■ Objective: Output only the count of lines that contain "Gang".

■ Saved entries:
-- START --

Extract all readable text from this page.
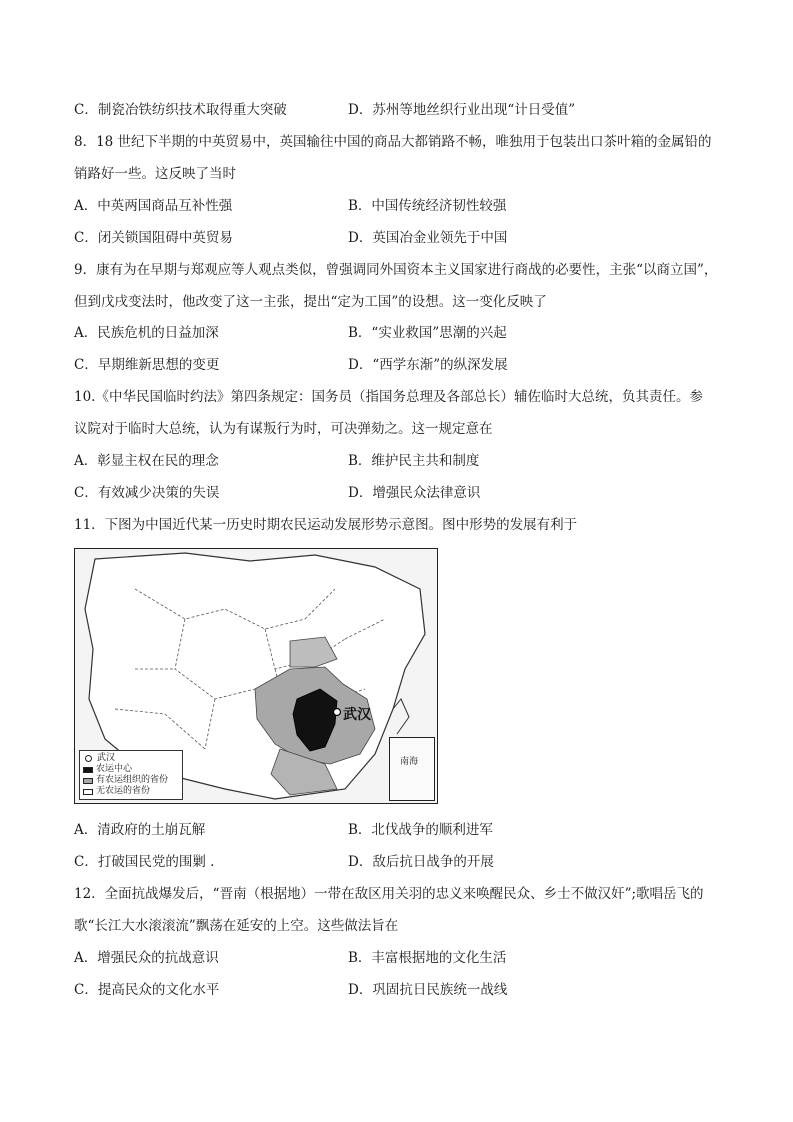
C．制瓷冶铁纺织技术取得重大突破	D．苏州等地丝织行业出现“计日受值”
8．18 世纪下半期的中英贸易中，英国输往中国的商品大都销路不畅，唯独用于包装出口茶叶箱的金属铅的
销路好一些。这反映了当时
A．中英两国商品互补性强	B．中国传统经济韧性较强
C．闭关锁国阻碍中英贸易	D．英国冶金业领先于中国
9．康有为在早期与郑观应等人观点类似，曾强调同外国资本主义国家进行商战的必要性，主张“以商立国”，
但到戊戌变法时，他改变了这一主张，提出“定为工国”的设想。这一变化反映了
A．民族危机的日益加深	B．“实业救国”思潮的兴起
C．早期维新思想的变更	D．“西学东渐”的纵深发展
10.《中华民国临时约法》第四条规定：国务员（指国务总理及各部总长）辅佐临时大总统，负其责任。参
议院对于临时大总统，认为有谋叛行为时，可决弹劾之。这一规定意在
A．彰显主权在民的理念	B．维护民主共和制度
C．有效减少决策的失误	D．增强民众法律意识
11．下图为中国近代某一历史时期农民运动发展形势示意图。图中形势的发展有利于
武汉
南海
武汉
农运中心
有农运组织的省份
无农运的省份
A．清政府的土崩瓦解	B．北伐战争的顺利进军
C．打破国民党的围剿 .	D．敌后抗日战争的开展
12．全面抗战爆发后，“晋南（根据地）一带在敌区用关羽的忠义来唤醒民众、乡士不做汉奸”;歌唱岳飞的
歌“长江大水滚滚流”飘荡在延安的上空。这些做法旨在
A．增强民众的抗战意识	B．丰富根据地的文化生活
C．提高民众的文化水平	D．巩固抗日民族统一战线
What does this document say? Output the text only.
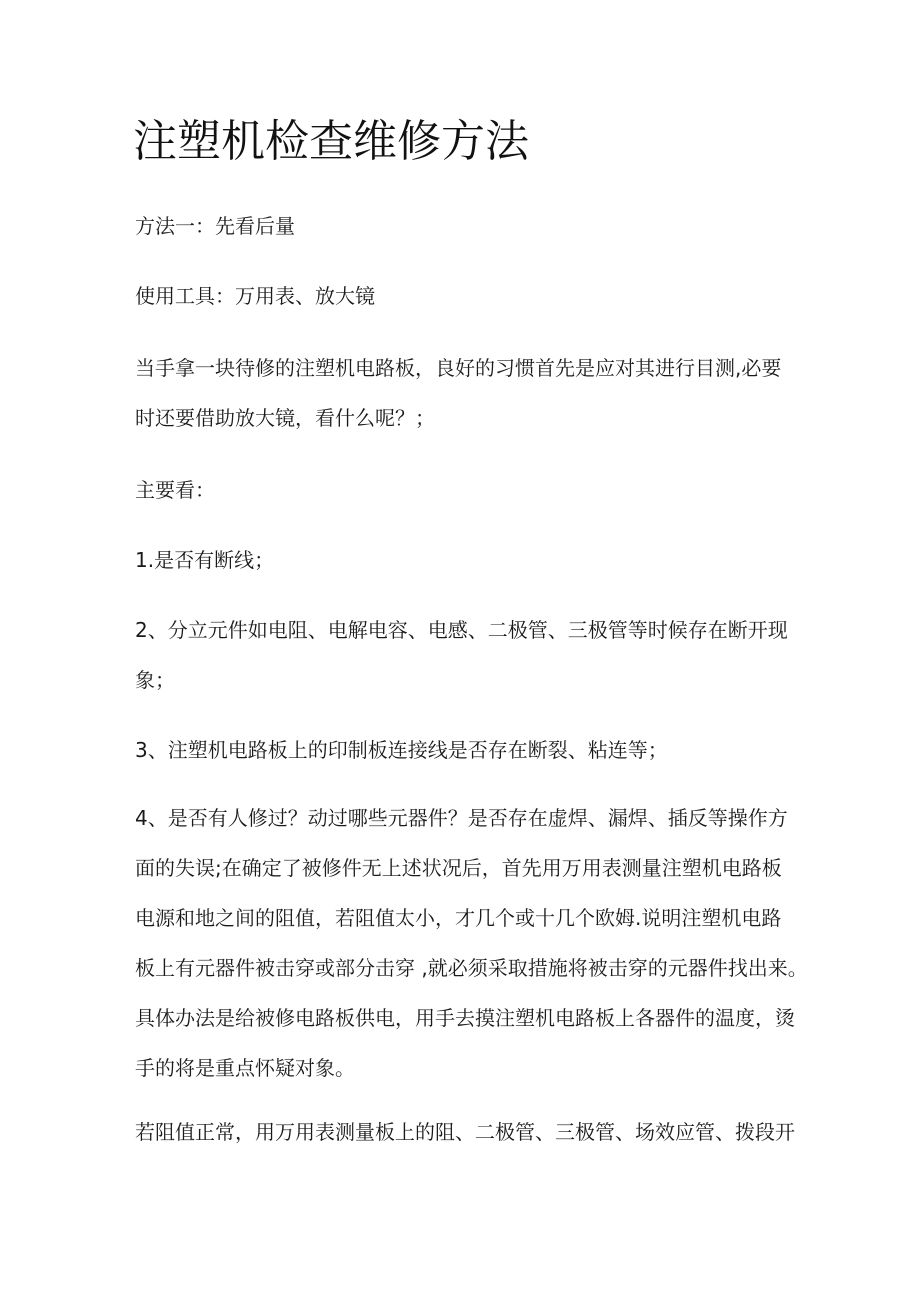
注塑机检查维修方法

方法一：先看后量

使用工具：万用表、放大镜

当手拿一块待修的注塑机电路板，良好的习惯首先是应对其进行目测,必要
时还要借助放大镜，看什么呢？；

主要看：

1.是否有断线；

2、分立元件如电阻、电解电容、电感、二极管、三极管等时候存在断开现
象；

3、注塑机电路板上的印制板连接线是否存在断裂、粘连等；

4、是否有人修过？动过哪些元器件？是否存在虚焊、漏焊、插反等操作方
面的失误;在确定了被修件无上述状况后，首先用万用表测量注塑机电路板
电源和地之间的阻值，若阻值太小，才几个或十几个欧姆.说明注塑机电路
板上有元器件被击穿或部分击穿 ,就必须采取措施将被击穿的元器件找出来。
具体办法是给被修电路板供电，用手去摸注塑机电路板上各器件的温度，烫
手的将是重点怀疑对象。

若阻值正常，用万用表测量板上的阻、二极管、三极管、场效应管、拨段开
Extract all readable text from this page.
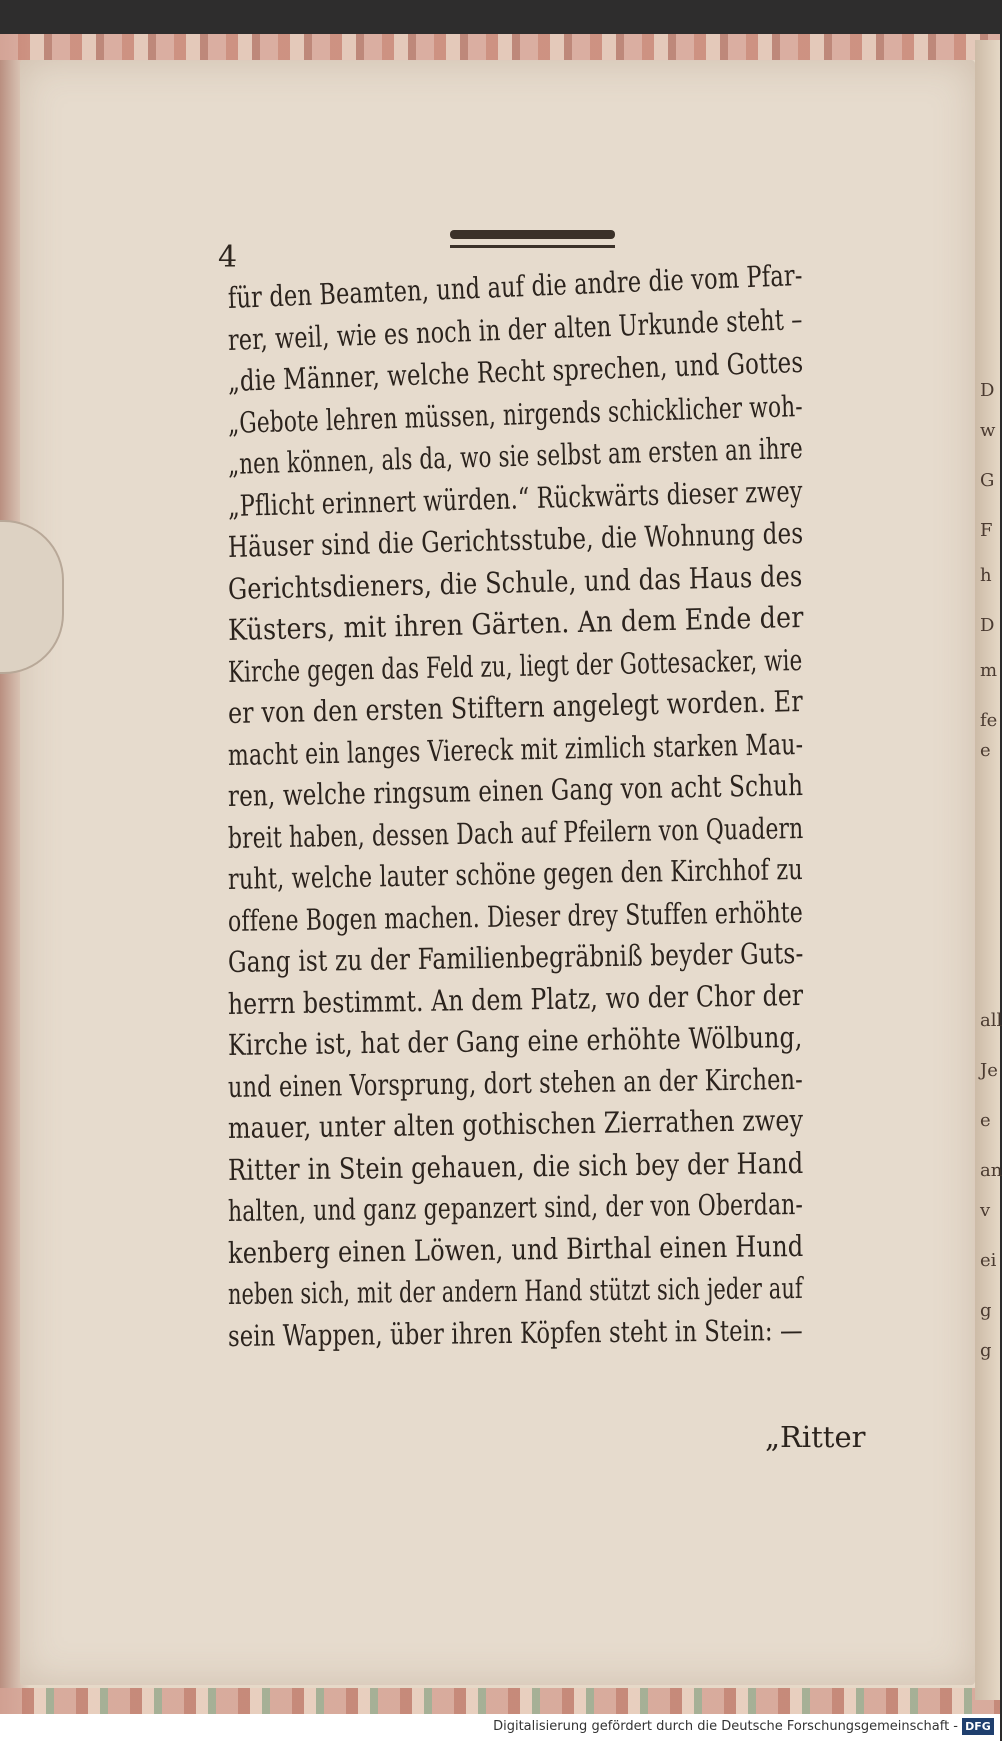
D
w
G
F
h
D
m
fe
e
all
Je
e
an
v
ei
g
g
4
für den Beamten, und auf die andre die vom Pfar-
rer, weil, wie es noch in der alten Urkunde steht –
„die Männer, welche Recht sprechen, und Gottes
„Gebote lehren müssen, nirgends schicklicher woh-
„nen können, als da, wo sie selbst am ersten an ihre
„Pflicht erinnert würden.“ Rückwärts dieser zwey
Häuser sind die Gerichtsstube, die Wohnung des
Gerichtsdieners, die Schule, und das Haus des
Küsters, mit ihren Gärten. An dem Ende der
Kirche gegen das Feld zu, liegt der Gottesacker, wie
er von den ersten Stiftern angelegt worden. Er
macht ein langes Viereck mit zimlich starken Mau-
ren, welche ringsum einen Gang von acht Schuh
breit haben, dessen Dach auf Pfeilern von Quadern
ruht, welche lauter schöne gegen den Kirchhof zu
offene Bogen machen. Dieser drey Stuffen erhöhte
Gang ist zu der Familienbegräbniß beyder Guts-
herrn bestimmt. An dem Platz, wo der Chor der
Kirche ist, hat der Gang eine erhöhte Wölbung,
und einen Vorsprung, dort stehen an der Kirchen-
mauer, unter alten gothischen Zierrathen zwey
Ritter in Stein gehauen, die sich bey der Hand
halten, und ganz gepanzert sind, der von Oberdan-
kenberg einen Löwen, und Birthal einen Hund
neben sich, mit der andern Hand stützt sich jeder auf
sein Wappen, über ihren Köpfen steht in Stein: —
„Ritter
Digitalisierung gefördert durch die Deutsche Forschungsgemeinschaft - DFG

-- END --

■ Output of the exercise: 3